**Data provided**
========

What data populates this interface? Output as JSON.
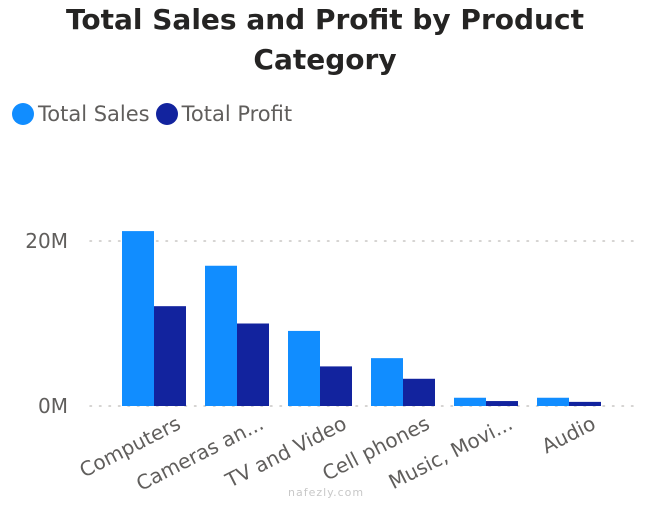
{
  "chart_data": {
    "type": "bar",
    "title": "Total Sales and Profit by Product Category",
    "categories": [
      "Computers",
      "Cameras an...",
      "TV and Video",
      "Cell phones",
      "Music, Movi...",
      "Audio"
    ],
    "series": [
      {
        "name": "Total Sales",
        "color": "#118DFF",
        "values": [
          21.2,
          17.0,
          9.1,
          5.8,
          1.0,
          1.0
        ]
      },
      {
        "name": "Total Profit",
        "color": "#12239E",
        "values": [
          12.1,
          10.0,
          4.8,
          3.3,
          0.6,
          0.5
        ]
      }
    ],
    "unit": "M",
    "y_ticks": [
      {
        "value": 0,
        "label": "0M"
      },
      {
        "value": 20,
        "label": "20M"
      }
    ],
    "ylim": [
      0,
      28
    ],
    "grid": true,
    "legend_position": "top-left",
    "xlabel": "",
    "ylabel": ""
  },
  "watermark": "nafezly.com"
}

========

**Written request**
The material above must be printed exactly, with its pictures left out.

**Solution below**
What data populates this interface? Output as JSON.
{
  "chart_data": {
    "type": "bar",
    "title": "Total Sales and Profit by Product Category",
    "categories": [
      "Computers",
      "Cameras an...",
      "TV and Video",
      "Cell phones",
      "Music, Movi...",
      "Audio"
    ],
    "series": [
      {
        "name": "Total Sales",
        "color": "#118DFF",
        "values": [
          21.2,
          17.0,
          9.1,
          5.8,
          1.0,
          1.0
        ]
      },
      {
        "name": "Total Profit",
        "color": "#12239E",
        "values": [
          12.1,
          10.0,
          4.8,
          3.3,
          0.6,
          0.5
        ]
      }
    ],
    "unit": "M",
    "y_ticks": [
      {
        "value": 0,
        "label": "0M"
      },
      {
        "value": 20,
        "label": "20M"
      }
    ],
    "ylim": [
      0,
      28
    ],
    "grid": true,
    "legend_position": "top-left",
    "xlabel": "",
    "ylabel": ""
  },
  "watermark": "nafezly.com"
}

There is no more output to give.